Saved entries:
>> Begin

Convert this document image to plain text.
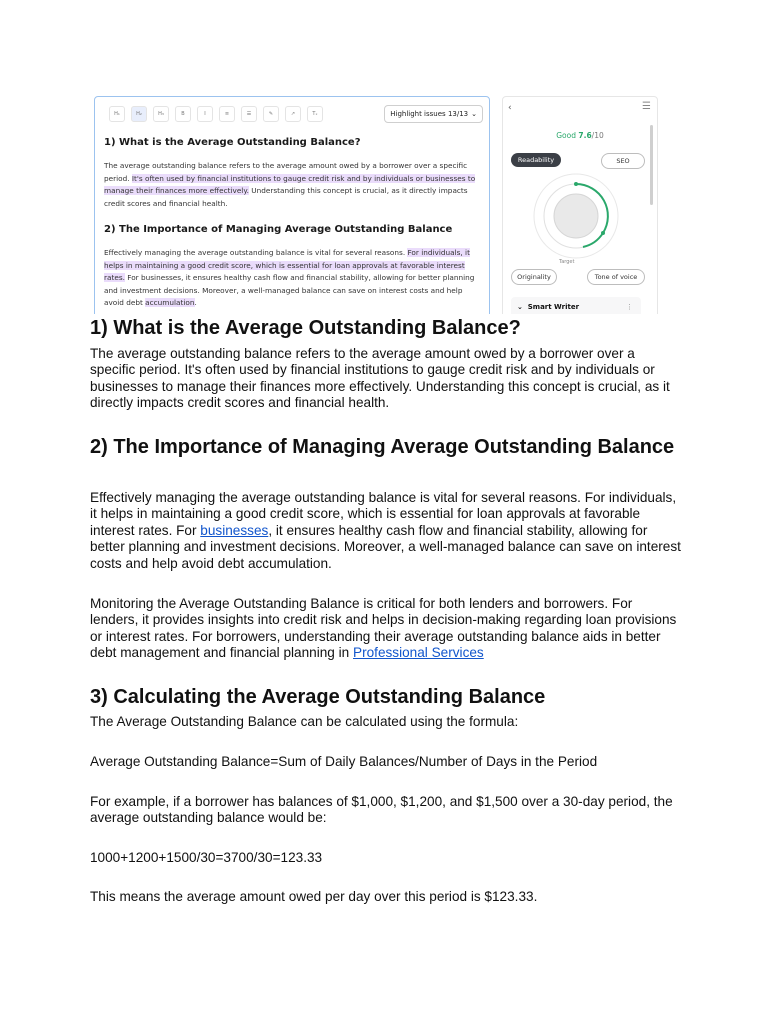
H₁	H₂	H₃	B	I	≡	☰	✎	↗	Tₓ	Highlight issues
13/13 ⌄
1) What is the Average Outstanding Balance?
The average outstanding balance refers to the average amount owed by a borrower over a specific period. It's often used by financial institutions to gauge credit risk and by individuals or businesses to manage their finances more effectively. Understanding this concept is crucial, as it directly impacts credit scores and financial health.
2) The Importance of Managing Average Outstanding Balance
Effectively managing the average outstanding balance is vital for several reasons. For individuals, it helps in maintaining a good credit score, which is essential for loan approvals at favorable interest rates. For businesses, it ensures healthy cash flow and financial stability, allowing for better planning and investment decisions. Moreover, a well-managed balance can save on interest costs and help avoid debt accumulation.
‹	☰
Good 7.6/10
Readability	SEO
Target
Originality	Tone of voice
⌄ Smart Writer	⋮
1) What is the Average Outstanding Balance?

The average outstanding balance refers to the average amount owed by a borrower over a specific period. It's often used by financial institutions to gauge credit risk and by individuals or businesses to manage their finances more effectively. Understanding this concept is crucial, as it directly impacts credit scores and financial health.

2) The Importance of Managing Average Outstanding Balance

Effectively managing the average outstanding balance is vital for several reasons. For individuals, it helps in maintaining a good credit score, which is essential for loan approvals at favorable interest rates. For businesses, it ensures healthy cash flow and financial stability, allowing for better planning and investment decisions. Moreover, a well-managed balance can save on interest costs and help avoid debt accumulation.

Monitoring the Average Outstanding Balance is critical for both lenders and borrowers. For lenders, it provides insights into credit risk and helps in decision-making regarding loan provisions or interest rates. For borrowers, understanding their average outstanding balance aids in better debt management and financial planning in Professional Services

3) Calculating the Average Outstanding Balance

The Average Outstanding Balance can be calculated using the formula:

Average Outstanding Balance=Sum of Daily Balances/Number of Days in the Period

For example, if a borrower has balances of $1,000, $1,200, and $1,500 over a 30-day period, the average outstanding balance would be:

1000+1200+1500/30=3700/30=123.33

This means the average amount owed per day over this period is $123.33.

>> End

REQUIRED WORK =>
Print the complete listing exactly as it stands, without its pictures.

RESPONSE TO THE EXERCISE =>
Convert this document image to plain text.
H₁	H₂	H₃	B	I	≡	☰	✎	↗	Tₓ	Highlight issues
13/13 ⌄
1) What is the Average Outstanding Balance?
The average outstanding balance refers to the average amount owed by a borrower over a specific period. It's often used by financial institutions to gauge credit risk and by individuals or businesses to manage their finances more effectively. Understanding this concept is crucial, as it directly impacts credit scores and financial health.
2) The Importance of Managing Average Outstanding Balance
Effectively managing the average outstanding balance is vital for several reasons. For individuals, it helps in maintaining a good credit score, which is essential for loan approvals at favorable interest rates. For businesses, it ensures healthy cash flow and financial stability, allowing for better planning and investment decisions. Moreover, a well-managed balance can save on interest costs and help avoid debt accumulation.
‹	☰
Good 7.6/10
Readability	SEO
Target
Originality	Tone of voice
⌄ Smart Writer	⋮
1) What is the Average Outstanding Balance?

The average outstanding balance refers to the average amount owed by a borrower over a specific period. It's often used by financial institutions to gauge credit risk and by individuals or businesses to manage their finances more effectively. Understanding this concept is crucial, as it directly impacts credit scores and financial health.

2) The Importance of Managing Average Outstanding Balance

Effectively managing the average outstanding balance is vital for several reasons. For individuals, it helps in maintaining a good credit score, which is essential for loan approvals at favorable interest rates. For businesses, it ensures healthy cash flow and financial stability, allowing for better planning and investment decisions. Moreover, a well-managed balance can save on interest costs and help avoid debt accumulation.

Monitoring the Average Outstanding Balance is critical for both lenders and borrowers. For lenders, it provides insights into credit risk and helps in decision-making regarding loan provisions or interest rates. For borrowers, understanding their average outstanding balance aids in better debt management and financial planning in Professional Services

3) Calculating the Average Outstanding Balance

The Average Outstanding Balance can be calculated using the formula:

Average Outstanding Balance=Sum of Daily Balances/Number of Days in the Period

For example, if a borrower has balances of $1,000, $1,200, and $1,500 over a 30-day period, the average outstanding balance would be:

1000+1200+1500/30=3700/30=123.33

This means the average amount owed per day over this period is $123.33.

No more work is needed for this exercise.